- [OBJECTIVE]
Where a line of the listing below includes the word "JSON", reproduce that line.

▶

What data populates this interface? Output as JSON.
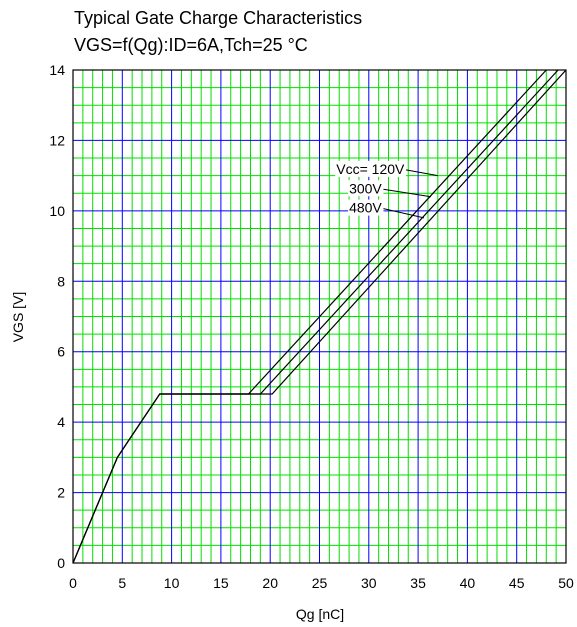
{
  "chart_data": {
    "type": "line",
    "title": "Typical Gate Charge Characteristics",
    "subtitle": "VGS=f(Qg):ID=6A,Tch=25 °C",
    "xlabel": "Qg [nC]",
    "ylabel": "VGS [V]",
    "xlim": [
      0,
      50
    ],
    "ylim": [
      0,
      14
    ],
    "x_ticks": [
      "0",
      "5",
      "10",
      "15",
      "20",
      "25",
      "30",
      "35",
      "40",
      "45",
      "50"
    ],
    "y_ticks": [
      "0",
      "2",
      "4",
      "6",
      "8",
      "10",
      "12",
      "14"
    ],
    "grid": true,
    "colors": {
      "major_grid": "#0000ff",
      "minor_grid": "#00e000",
      "line": "#000000",
      "background": "#ffffff"
    },
    "series": [
      {
        "name": "Vcc= 120V",
        "x": [
          0,
          4.5,
          8.8,
          17.8,
          48.0
        ],
        "y": [
          0,
          3.0,
          4.8,
          4.8,
          14.0
        ]
      },
      {
        "name": "300V",
        "x": [
          0,
          4.5,
          8.8,
          19.0,
          49.2
        ],
        "y": [
          0,
          3.0,
          4.8,
          4.8,
          14.0
        ]
      },
      {
        "name": "480V",
        "x": [
          0,
          4.5,
          8.8,
          20.2,
          50.0
        ],
        "y": [
          0,
          3.0,
          4.8,
          4.8,
          14.0
        ]
      }
    ],
    "annotations": [
      {
        "text": "Vcc= 120V",
        "label_x": 26.7,
        "label_y": 11.05,
        "target_x": 37.0,
        "target_y": 11.0
      },
      {
        "text": "300V",
        "label_x": 28.0,
        "label_y": 10.5,
        "target_x": 36.3,
        "target_y": 10.4
      },
      {
        "text": "480V",
        "label_x": 28.0,
        "label_y": 9.95,
        "target_x": 35.6,
        "target_y": 9.8
      }
    ]
  }
}
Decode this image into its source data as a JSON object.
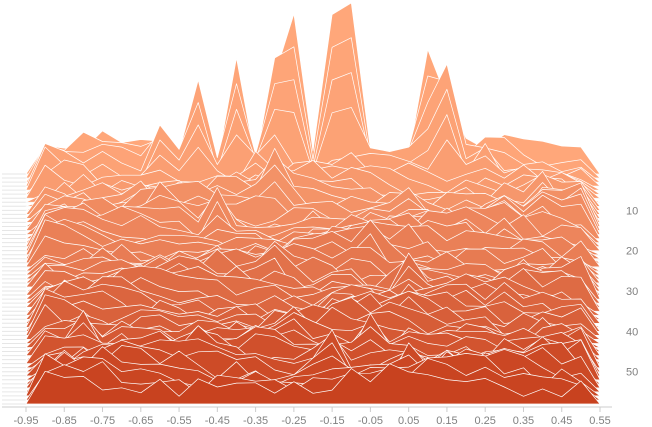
{
  "chart_data": {
    "type": "ridgeline",
    "title": "",
    "xlabel": "",
    "ylabel": "",
    "x_ticks": [
      "-0.95",
      "-0.85",
      "-0.75",
      "-0.65",
      "-0.55",
      "-0.45",
      "-0.35",
      "-0.25",
      "-0.15",
      "-0.05",
      "0.05",
      "0.15",
      "0.25",
      "0.35",
      "0.45",
      "0.55"
    ],
    "y_ticks": [
      "10",
      "20",
      "30",
      "40",
      "50"
    ],
    "xlim": [
      -0.95,
      0.55
    ],
    "ylim": [
      0,
      58
    ],
    "series_count": 58,
    "x_sample_step": 0.05,
    "color_front": "#c8421f",
    "color_back": "#ffa77a",
    "line_color": "#ffffff",
    "grid": false,
    "legend": "none",
    "ridges": [
      {
        "row": 1,
        "x": -0.16,
        "height": 205
      },
      {
        "row": 1,
        "x": -0.09,
        "height": 220
      },
      {
        "row": 1,
        "x": -0.25,
        "height": 160
      },
      {
        "row": 1,
        "x": 0.09,
        "height": 160
      },
      {
        "row": 2,
        "x": -0.4,
        "height": 120
      },
      {
        "row": 2,
        "x": -0.3,
        "height": 120
      },
      {
        "row": 3,
        "x": 0.15,
        "height": 118
      },
      {
        "row": 3,
        "x": -0.5,
        "height": 102
      },
      {
        "row": 4,
        "x": -0.58,
        "height": 110
      },
      {
        "row": 5,
        "x": 0.26,
        "height": 60
      },
      {
        "row": 6,
        "x": -0.36,
        "height": 55
      },
      {
        "row": 7,
        "x": 0.33,
        "height": 60
      },
      {
        "row": 9,
        "x": -0.12,
        "height": 70
      },
      {
        "row": 10,
        "x": 0.41,
        "height": 50
      },
      {
        "row": 11,
        "x": -0.67,
        "height": 60
      },
      {
        "row": 12,
        "x": -0.3,
        "height": 70
      },
      {
        "row": 14,
        "x": 0.03,
        "height": 70
      },
      {
        "row": 16,
        "x": -0.58,
        "height": 95
      },
      {
        "row": 18,
        "x": -0.45,
        "height": 55
      },
      {
        "row": 20,
        "x": -0.12,
        "height": 65
      },
      {
        "row": 22,
        "x": -0.78,
        "height": 60
      },
      {
        "row": 24,
        "x": 0.37,
        "height": 50
      },
      {
        "row": 26,
        "x": -0.05,
        "height": 55
      },
      {
        "row": 28,
        "x": -0.52,
        "height": 45
      },
      {
        "row": 30,
        "x": 0.48,
        "height": 45
      },
      {
        "row": 31,
        "x": -0.3,
        "height": 50
      },
      {
        "row": 33,
        "x": 0.05,
        "height": 50
      },
      {
        "row": 35,
        "x": -0.65,
        "height": 45
      },
      {
        "row": 36,
        "x": -0.12,
        "height": 55
      },
      {
        "row": 38,
        "x": 0.33,
        "height": 45
      },
      {
        "row": 40,
        "x": -0.42,
        "height": 45
      },
      {
        "row": 42,
        "x": 0.06,
        "height": 55
      },
      {
        "row": 44,
        "x": -0.24,
        "height": 45
      },
      {
        "row": 46,
        "x": -0.8,
        "height": 45
      },
      {
        "row": 48,
        "x": -0.05,
        "height": 50
      },
      {
        "row": 50,
        "x": 0.41,
        "height": 45
      },
      {
        "row": 51,
        "x": -0.5,
        "height": 50
      },
      {
        "row": 52,
        "x": -0.15,
        "height": 50
      },
      {
        "row": 54,
        "x": 0.05,
        "height": 45
      },
      {
        "row": 55,
        "x": -0.58,
        "height": 50
      },
      {
        "row": 56,
        "x": 0.25,
        "height": 40
      }
    ]
  }
}
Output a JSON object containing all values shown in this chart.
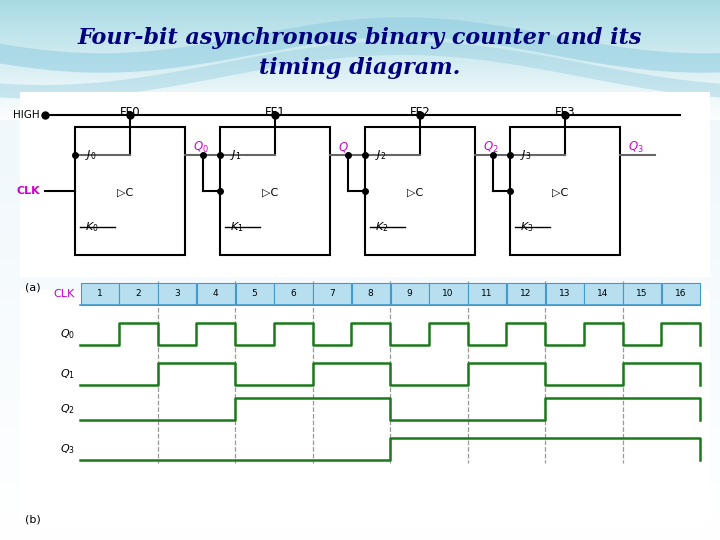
{
  "title_line1": "Four-bit asynchronous binary counter and its",
  "title_line2": "timing diagram.",
  "title_fontsize": 16,
  "title_color": "#000080",
  "ff_labels": [
    "FF0",
    "FF1",
    "FF2",
    "FF3"
  ],
  "q_labels_disp": [
    "$Q_0$",
    "$Q$",
    "$Q_2$",
    "$Q_3$"
  ],
  "clk_color": "#cc00cc",
  "q_color": "#cc00cc",
  "timing_green": "#1a7a1a",
  "dashed_color": "#999999",
  "clk_box_fill": "#b8dff0",
  "clk_box_edge": "#4499cc",
  "num_cycles": 16,
  "dashed_at_clk": [
    2,
    4,
    6,
    8,
    10,
    12,
    14
  ]
}
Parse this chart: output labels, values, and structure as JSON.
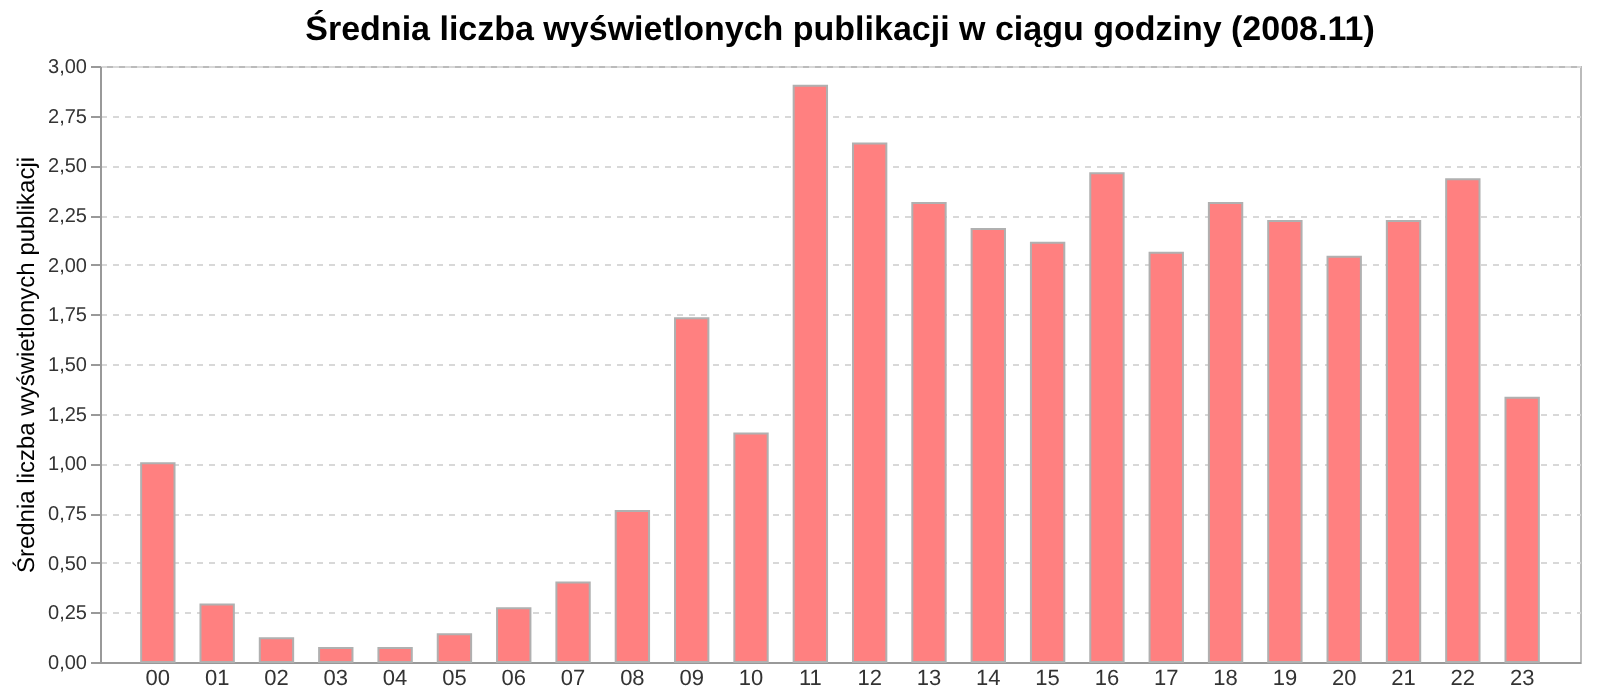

◀

- [OUTPUT FOR THIS TASK]
What data populates this interface? Output as JSON.
Decode this image into its source data as a JSON object.
Output a JSON object containing all values shown in this chart.
Parse this chart: output labels, values, and structure as JSON.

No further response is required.